» **Exercise requirements**
Everything in the listing except the pictures should be written out exactly.
* Begin Materials provided *
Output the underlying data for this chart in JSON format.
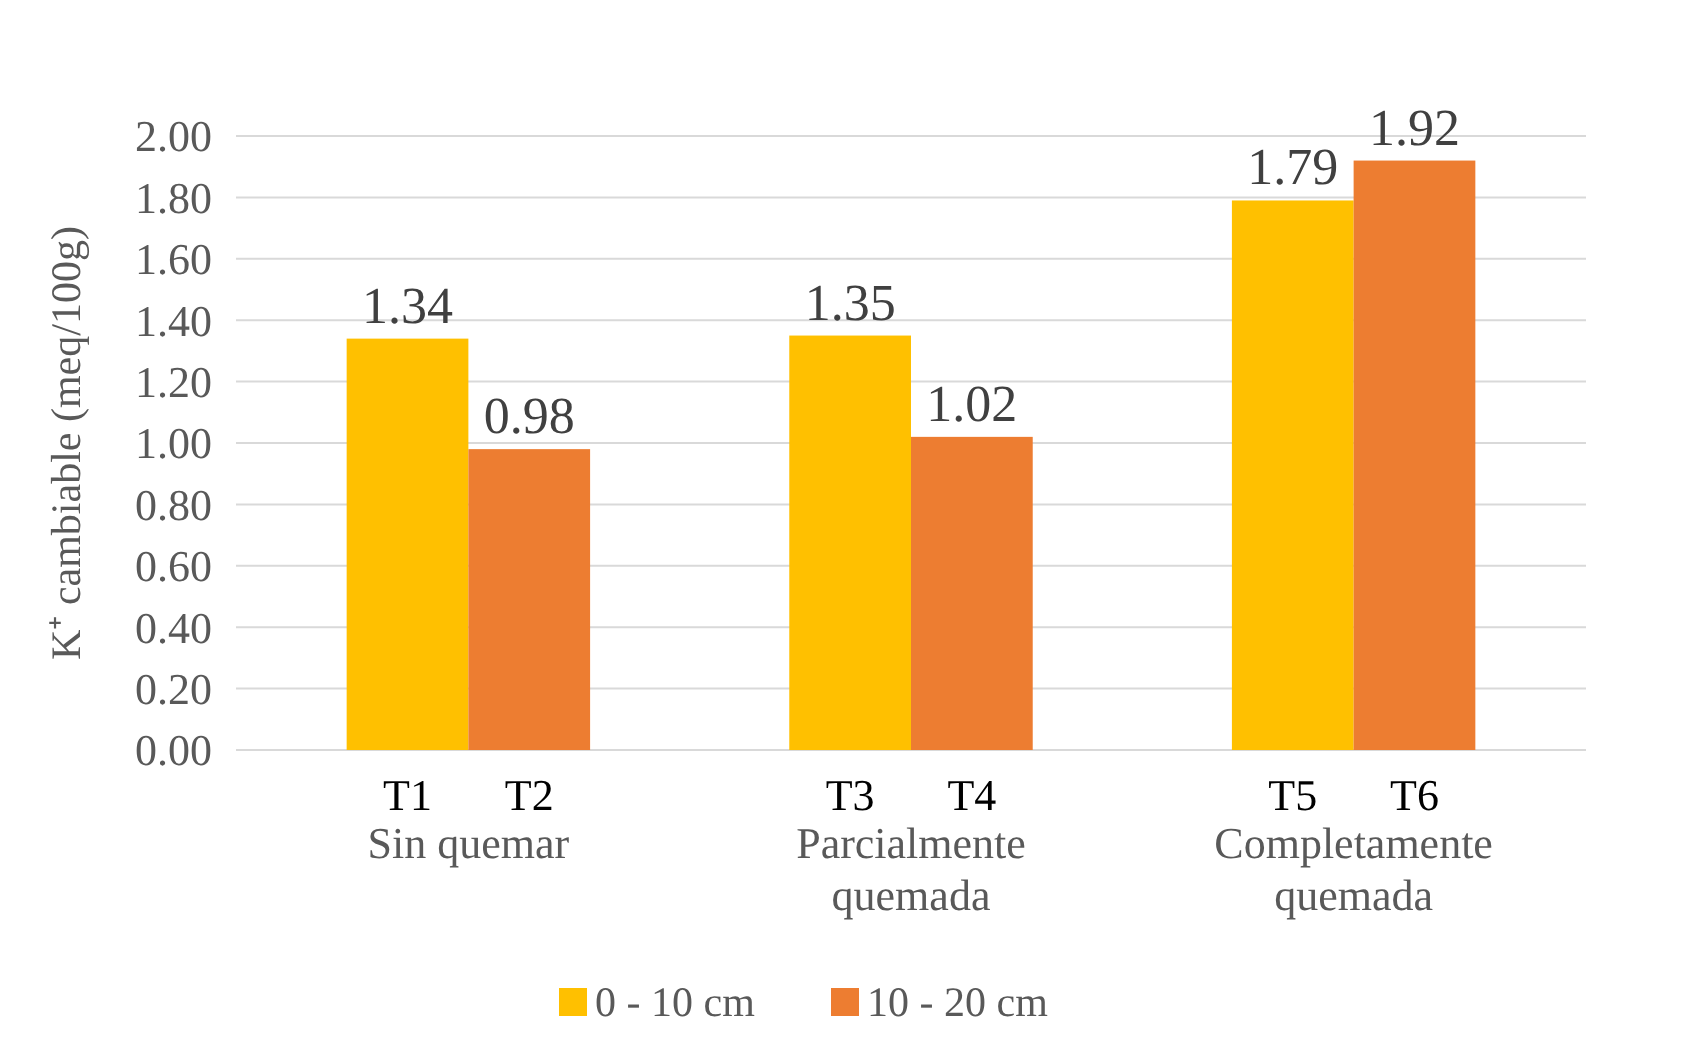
{
  "chart_data": {
    "type": "bar",
    "ylabel": "K⁺ cambiable (meq/100g)",
    "categories": [
      "Sin quemar",
      "Parcialmente quemada",
      "Completamente quemada"
    ],
    "series": [
      {
        "name": "0 - 10 cm",
        "color": "#ffc000",
        "values": [
          1.34,
          1.35,
          1.79
        ]
      },
      {
        "name": "10 - 20 cm",
        "color": "#ed7d31",
        "values": [
          0.98,
          1.02,
          1.92
        ]
      }
    ],
    "ylim": [
      0,
      2
    ],
    "yticks": [
      {
        "value": 0,
        "label": "0.00"
      },
      {
        "value": 0.2,
        "label": "0.20"
      },
      {
        "value": 0.4,
        "label": "0.40"
      },
      {
        "value": 0.6,
        "label": "0.60"
      },
      {
        "value": 0.8,
        "label": "0.80"
      },
      {
        "value": 1,
        "label": "1.00"
      },
      {
        "value": 1.2,
        "label": "1.20"
      },
      {
        "value": 1.4,
        "label": "1.40"
      },
      {
        "value": 1.6,
        "label": "1.60"
      },
      {
        "value": 1.8,
        "label": "1.80"
      },
      {
        "value": 2,
        "label": "2.00"
      }
    ],
    "grid": "y",
    "legend": "bottom",
    "data_labels": true,
    "annotations": [
      "T1",
      "T2",
      "T3",
      "T4",
      "T5",
      "T6"
    ]
  }
}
* End Materials provided *
» **Reply**
Output the underlying data for this chart in JSON format.
{
  "chart_data": {
    "type": "bar",
    "ylabel": "K⁺ cambiable (meq/100g)",
    "categories": [
      "Sin quemar",
      "Parcialmente quemada",
      "Completamente quemada"
    ],
    "series": [
      {
        "name": "0 - 10 cm",
        "color": "#ffc000",
        "values": [
          1.34,
          1.35,
          1.79
        ]
      },
      {
        "name": "10 - 20 cm",
        "color": "#ed7d31",
        "values": [
          0.98,
          1.02,
          1.92
        ]
      }
    ],
    "ylim": [
      0,
      2
    ],
    "yticks": [
      {
        "value": 0,
        "label": "0.00"
      },
      {
        "value": 0.2,
        "label": "0.20"
      },
      {
        "value": 0.4,
        "label": "0.40"
      },
      {
        "value": 0.6,
        "label": "0.60"
      },
      {
        "value": 0.8,
        "label": "0.80"
      },
      {
        "value": 1,
        "label": "1.00"
      },
      {
        "value": 1.2,
        "label": "1.20"
      },
      {
        "value": 1.4,
        "label": "1.40"
      },
      {
        "value": 1.6,
        "label": "1.60"
      },
      {
        "value": 1.8,
        "label": "1.80"
      },
      {
        "value": 2,
        "label": "2.00"
      }
    ],
    "grid": "y",
    "legend": "bottom",
    "data_labels": true,
    "annotations": [
      "T1",
      "T2",
      "T3",
      "T4",
      "T5",
      "T6"
    ]
  }
}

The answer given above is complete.